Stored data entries
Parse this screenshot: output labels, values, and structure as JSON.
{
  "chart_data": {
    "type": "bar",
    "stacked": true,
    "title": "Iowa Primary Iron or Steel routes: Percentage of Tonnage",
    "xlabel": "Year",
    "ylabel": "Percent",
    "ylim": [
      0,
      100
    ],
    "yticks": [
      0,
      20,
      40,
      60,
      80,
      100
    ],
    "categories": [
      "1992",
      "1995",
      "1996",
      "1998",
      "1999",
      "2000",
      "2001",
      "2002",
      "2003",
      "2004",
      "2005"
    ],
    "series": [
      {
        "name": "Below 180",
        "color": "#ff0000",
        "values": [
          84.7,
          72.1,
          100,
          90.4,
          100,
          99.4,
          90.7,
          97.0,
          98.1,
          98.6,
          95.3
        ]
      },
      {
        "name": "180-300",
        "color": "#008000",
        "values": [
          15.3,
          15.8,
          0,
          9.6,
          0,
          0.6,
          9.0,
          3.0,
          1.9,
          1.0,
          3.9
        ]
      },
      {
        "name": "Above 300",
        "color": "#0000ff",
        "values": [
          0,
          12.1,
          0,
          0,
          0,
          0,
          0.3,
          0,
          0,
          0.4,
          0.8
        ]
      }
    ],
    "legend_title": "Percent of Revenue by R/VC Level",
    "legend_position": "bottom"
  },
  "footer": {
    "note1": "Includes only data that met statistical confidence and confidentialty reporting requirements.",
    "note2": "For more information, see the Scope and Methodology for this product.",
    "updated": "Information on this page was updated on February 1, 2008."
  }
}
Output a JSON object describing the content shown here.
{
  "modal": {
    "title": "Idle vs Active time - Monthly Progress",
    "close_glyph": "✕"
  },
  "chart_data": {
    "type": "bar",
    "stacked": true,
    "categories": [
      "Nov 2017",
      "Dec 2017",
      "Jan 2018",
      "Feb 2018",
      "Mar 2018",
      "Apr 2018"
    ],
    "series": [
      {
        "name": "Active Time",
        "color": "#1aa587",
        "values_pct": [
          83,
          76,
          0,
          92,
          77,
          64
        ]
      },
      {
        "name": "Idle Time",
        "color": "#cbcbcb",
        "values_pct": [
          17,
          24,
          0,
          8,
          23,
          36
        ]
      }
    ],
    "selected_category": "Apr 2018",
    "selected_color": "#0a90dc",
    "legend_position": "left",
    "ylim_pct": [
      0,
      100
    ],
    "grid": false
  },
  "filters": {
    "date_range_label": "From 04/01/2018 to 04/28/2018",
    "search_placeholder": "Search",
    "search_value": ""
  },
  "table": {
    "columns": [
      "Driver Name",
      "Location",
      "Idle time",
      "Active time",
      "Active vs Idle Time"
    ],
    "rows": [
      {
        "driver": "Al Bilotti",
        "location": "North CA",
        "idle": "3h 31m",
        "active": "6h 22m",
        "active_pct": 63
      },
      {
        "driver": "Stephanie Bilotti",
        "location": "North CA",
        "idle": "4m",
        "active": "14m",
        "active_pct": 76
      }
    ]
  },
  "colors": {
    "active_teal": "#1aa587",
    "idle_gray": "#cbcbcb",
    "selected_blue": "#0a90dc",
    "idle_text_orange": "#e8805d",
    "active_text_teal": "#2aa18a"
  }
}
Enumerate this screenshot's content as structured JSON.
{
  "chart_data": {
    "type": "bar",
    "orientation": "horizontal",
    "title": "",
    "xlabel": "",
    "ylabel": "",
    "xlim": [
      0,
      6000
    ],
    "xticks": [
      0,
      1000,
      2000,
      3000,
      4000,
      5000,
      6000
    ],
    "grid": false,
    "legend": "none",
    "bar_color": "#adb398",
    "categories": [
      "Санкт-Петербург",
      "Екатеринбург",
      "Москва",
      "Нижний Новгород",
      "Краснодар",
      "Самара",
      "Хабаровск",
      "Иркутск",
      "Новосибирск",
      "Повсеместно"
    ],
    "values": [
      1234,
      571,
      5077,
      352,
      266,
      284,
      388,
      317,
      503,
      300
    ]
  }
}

» **Exercise goal**
Output the line containing "Enumerate this screenshot's" and all lines after it to the end of the records, exactly as given.

» **Final answer**
Enumerate this screenshot's content as structured JSON.
{
  "chart_data": {
    "type": "bar",
    "orientation": "horizontal",
    "title": "",
    "xlabel": "",
    "ylabel": "",
    "xlim": [
      0,
      6000
    ],
    "xticks": [
      0,
      1000,
      2000,
      3000,
      4000,
      5000,
      6000
    ],
    "grid": false,
    "legend": "none",
    "bar_color": "#adb398",
    "categories": [
      "Санкт-Петербург",
      "Екатеринбург",
      "Москва",
      "Нижний Новгород",
      "Краснодар",
      "Самара",
      "Хабаровск",
      "Иркутск",
      "Новосибирск",
      "Повсеместно"
    ],
    "values": [
      1234,
      571,
      5077,
      352,
      266,
      284,
      388,
      317,
      503,
      300
    ]
  }
}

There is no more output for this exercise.